Saved entries
◆ ◆ ◆ ◆ ◆
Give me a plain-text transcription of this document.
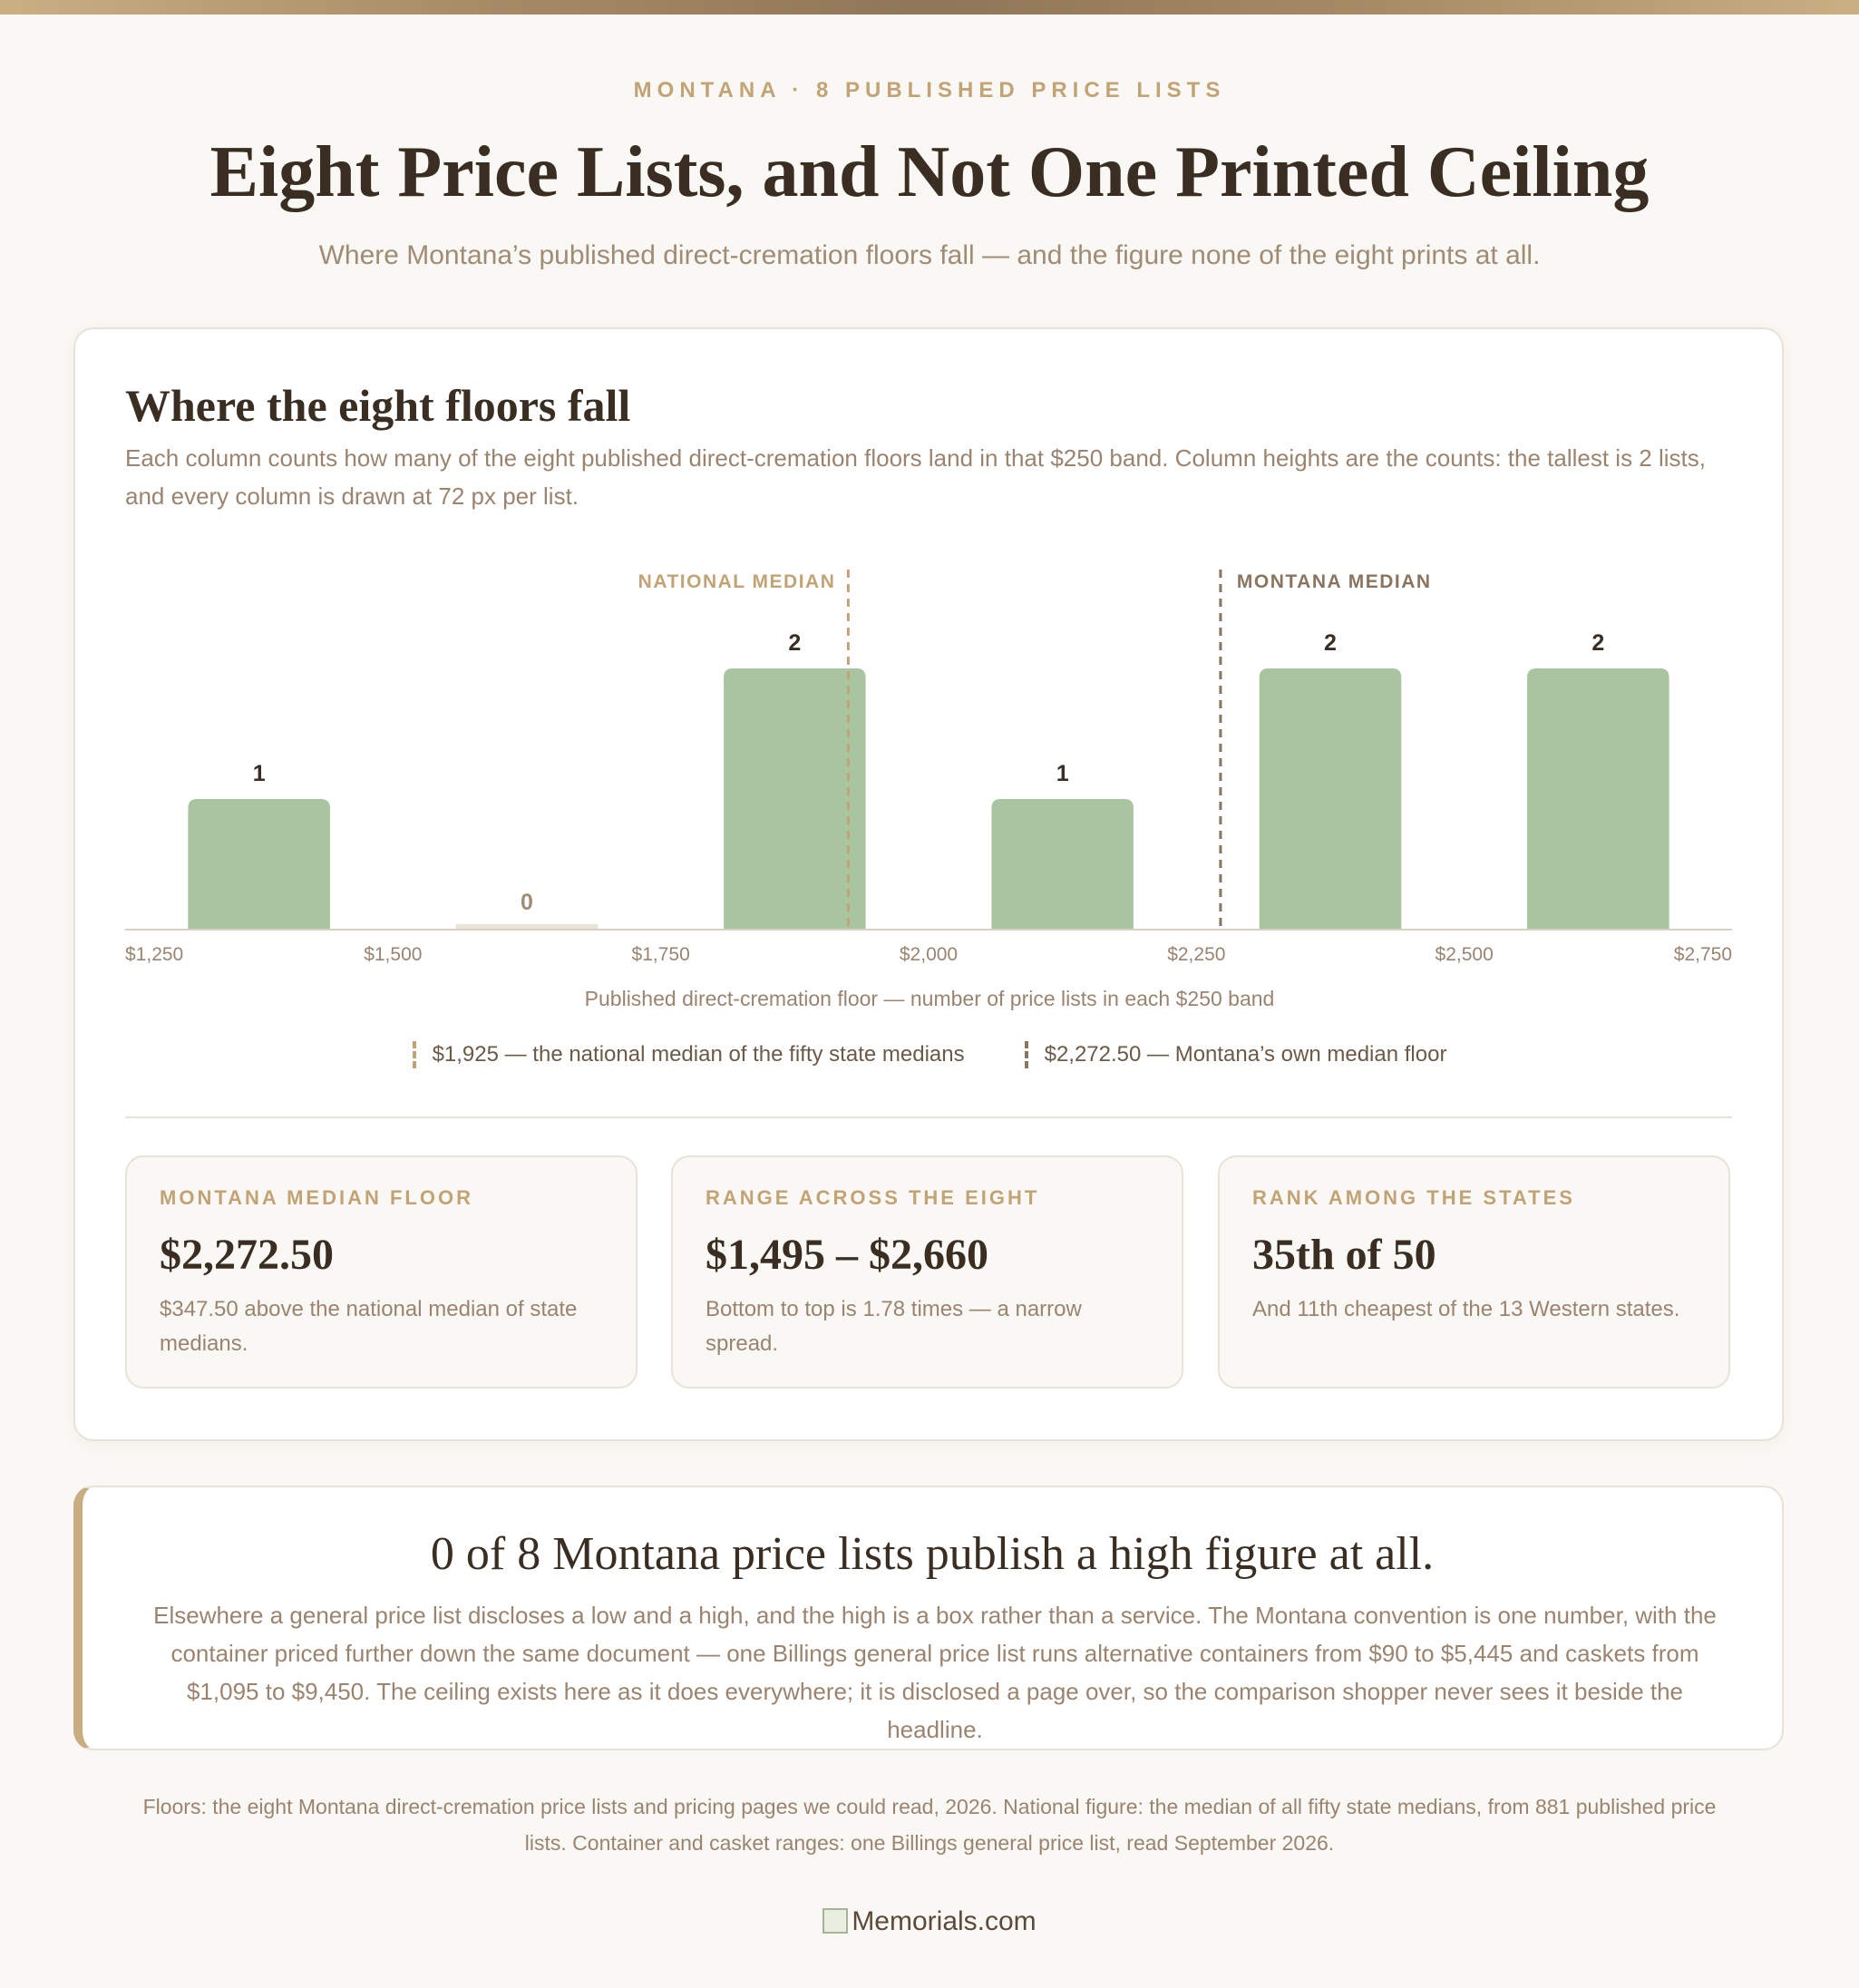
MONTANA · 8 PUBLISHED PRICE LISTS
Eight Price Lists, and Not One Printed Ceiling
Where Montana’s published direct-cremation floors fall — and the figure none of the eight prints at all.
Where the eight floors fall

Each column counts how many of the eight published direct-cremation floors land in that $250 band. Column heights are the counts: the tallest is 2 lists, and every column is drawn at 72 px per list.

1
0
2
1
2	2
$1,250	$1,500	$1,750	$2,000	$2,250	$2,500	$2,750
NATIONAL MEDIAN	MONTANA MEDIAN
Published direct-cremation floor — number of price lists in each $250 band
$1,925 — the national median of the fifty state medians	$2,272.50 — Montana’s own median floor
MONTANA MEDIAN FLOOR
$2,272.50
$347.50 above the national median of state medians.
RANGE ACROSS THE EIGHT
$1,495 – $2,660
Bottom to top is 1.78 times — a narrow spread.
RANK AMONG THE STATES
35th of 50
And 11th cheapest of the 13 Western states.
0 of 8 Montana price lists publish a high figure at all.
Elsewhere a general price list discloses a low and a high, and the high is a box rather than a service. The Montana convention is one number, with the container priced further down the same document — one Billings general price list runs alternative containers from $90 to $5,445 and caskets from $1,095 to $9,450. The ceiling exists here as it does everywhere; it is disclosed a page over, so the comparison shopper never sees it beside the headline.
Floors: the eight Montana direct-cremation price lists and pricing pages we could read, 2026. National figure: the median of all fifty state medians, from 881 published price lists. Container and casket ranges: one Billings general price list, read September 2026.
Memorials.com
◆ ◆ ◆ ◆ ◆
DESCRIPTION OF THE TASK = Work through the data and report how many of its lines hold the word "direct", giving only the figure.

SOLUTION TO THIS PROBLEM = 4